- **Text extract**
RAID 1 / disk error / Offline uncorrectable sectors

2008-06-16 Thread Zbigniew Szalbot

Hello,

I'd like to ask your advice. We have RAID 1 / SATA turned on in BIOS.

A couple of days ago smartd let me know about a disk problem.

Jun 14 01:13:38 relay kernel: ad12: FAILURE - READ_DMA48 
status=51READY,DSC,ERROR error=40UNCORRECTABLE LBA=374468863
Jun 14 01:13:38 relay kernel: ar0: WARNING - mirror protection lost. 
RAID1 array in DEGRADED mode
Jun 14 01:14:19 relay kernel: ad12: WARNING - WRITE_DMA taskqueue 
timeout - completing request directly
Jun 14 01:14:19 relay kernel: ad12: WARNING - WRITE_DMA48 freeing 
taskqueue zombie request
Jun 14 01:37:38 relay smartd[683]: Device: /dev/ad12, 1 Currently 
unreadable (pending) sectors
Jun 14 01:37:38 relay smartd[683]: Device: /dev/ad12, 1 Offline 
uncorrectable sectors


If I do smarctl -a /dev/ad12 I get

197 Current_Pending_Sector  0x0012   100   100   000Old_age   Always 
  -   1
198 Offline_Uncorrectable   0x0010   100   100   000Old_age 
Offline  -   1


My understanding is that RAID 1 no longer works because of this error. 
There is a bad sector on HD (Offline uncorrectable sectors) and the best 
we can do is replace the drive? Does it make sense to try to turn RAID 1 
on ignoring this error (however, this is done in BIOS so the machine 
would have to be taken down in order to do that)? It seems serious 
enough for me not to ignore it but then I know close to nothing about HDs.


Many thanks for your suggestions!


Zbigniew Szalbot
___
freebsd-questions@freebsd.org mailing list
http://lists.freebsd.org/mailman/listinfo/freebsd-questions
To unsubscribe, send any mail to [EMAIL PROTECTED]


Re: RAID 1 / disk error / Offline uncorrectable sectors

2008-06-16 Thread Bill Moran
In response to Zbigniew Szalbot [EMAIL PROTECTED]:
 
 A couple of days ago smartd let me know about a disk problem.
 
 Jun 14 01:13:38 relay kernel: ad12: FAILURE - READ_DMA48 
 status=51READY,DSC,ERROR error=40UNCORRECTABLE LBA=374468863
 Jun 14 01:13:38 relay kernel: ar0: WARNING - mirror protection lost.

- **Objectives**
a) From the RAID 1 disk error thread, reproduce word for word the passage that begins at the words "If I do smarctl" and stops after the words "nothing about HDs.".
b) Condense the paragraph of the RAID 1 disk error thread that begins "My understanding is that RAID 1" into a bulleted list that keeps its main points.

Element-and-box listings

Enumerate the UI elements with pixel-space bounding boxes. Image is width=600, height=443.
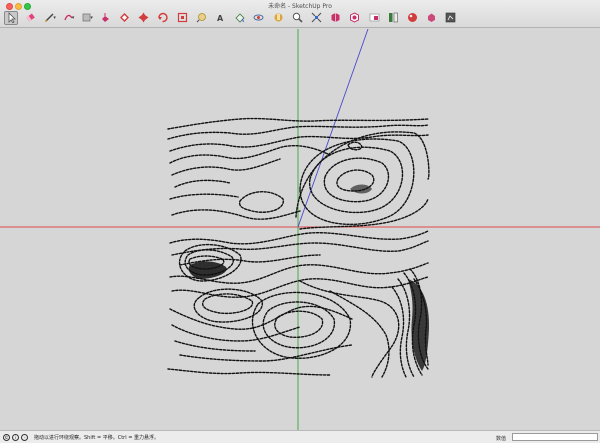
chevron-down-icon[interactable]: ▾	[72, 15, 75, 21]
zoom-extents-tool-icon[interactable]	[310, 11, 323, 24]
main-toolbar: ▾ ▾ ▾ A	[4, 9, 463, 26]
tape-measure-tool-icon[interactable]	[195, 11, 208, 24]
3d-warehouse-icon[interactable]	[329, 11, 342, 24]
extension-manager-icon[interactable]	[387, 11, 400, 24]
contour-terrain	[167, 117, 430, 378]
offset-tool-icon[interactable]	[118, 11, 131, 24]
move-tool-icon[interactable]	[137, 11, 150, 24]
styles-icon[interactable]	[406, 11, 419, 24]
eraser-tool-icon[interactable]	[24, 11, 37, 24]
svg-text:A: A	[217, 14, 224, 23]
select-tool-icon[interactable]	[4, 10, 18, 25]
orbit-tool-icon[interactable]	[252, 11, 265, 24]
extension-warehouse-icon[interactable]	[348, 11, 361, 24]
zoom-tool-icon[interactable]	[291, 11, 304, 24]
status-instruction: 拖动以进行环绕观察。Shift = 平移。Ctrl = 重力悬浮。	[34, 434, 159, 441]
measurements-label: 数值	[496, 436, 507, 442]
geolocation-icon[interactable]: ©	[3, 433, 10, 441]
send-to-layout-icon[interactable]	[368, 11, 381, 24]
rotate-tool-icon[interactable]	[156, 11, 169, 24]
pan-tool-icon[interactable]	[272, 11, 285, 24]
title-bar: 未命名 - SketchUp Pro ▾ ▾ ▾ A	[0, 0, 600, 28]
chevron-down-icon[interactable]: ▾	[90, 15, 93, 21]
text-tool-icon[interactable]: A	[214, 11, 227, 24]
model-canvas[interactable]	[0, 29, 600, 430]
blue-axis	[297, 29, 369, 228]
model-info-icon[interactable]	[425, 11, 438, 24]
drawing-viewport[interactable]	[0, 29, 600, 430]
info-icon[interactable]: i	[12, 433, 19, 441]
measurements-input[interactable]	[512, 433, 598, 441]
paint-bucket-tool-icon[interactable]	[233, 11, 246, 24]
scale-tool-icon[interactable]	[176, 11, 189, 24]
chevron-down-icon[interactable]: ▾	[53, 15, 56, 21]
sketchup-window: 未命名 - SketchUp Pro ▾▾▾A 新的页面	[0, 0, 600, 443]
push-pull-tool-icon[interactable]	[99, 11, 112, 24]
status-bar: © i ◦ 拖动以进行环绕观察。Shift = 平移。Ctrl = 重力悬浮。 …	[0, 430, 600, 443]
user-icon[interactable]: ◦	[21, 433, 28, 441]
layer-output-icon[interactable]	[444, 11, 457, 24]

* * *

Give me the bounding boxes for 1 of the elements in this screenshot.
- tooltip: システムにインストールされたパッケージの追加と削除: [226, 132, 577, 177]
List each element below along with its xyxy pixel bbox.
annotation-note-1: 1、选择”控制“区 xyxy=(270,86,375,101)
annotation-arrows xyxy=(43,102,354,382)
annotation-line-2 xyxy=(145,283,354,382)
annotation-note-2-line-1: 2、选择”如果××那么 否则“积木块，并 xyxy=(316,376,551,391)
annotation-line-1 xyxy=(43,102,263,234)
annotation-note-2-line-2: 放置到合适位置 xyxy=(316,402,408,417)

- **Results for the exercise**
a)
If I do smarctl -a /dev/ad12 I get

197 Current_Pending_Sector  0x0012   100   100   000Old_age   Always 
  -   1
198 Offline_Uncorrectable   0x0010   100   100   000Old_age 
Offline  -   1


My understanding is that RAID 1 no longer works because of this error. 
There is a bad sector on HD (Offline uncorrectable sectors) and the best 
we can do is replace the drive? Does it make sense to try to turn RAID 1 
on ignoring this error (however, this is done in BIOS so the machine 
would have to be taken down in order to do that)? It seems serious 
enough for me not to ignore it but then I know close to nothing about HDs.

b)
- The poster believes RAID 1 no longer works because of this error.
- There is a bad sector on the hard drive (offline uncorrectable sectors), and the poster asks whether replacing the drive is the best option.
- The poster asks whether it makes sense to turn RAID 1 back on while ignoring the error, noting that this is done in BIOS and the machine would have to be taken down.
- The problem seems too serious to the poster to ignore, though the poster says they know close to nothing about hard drives.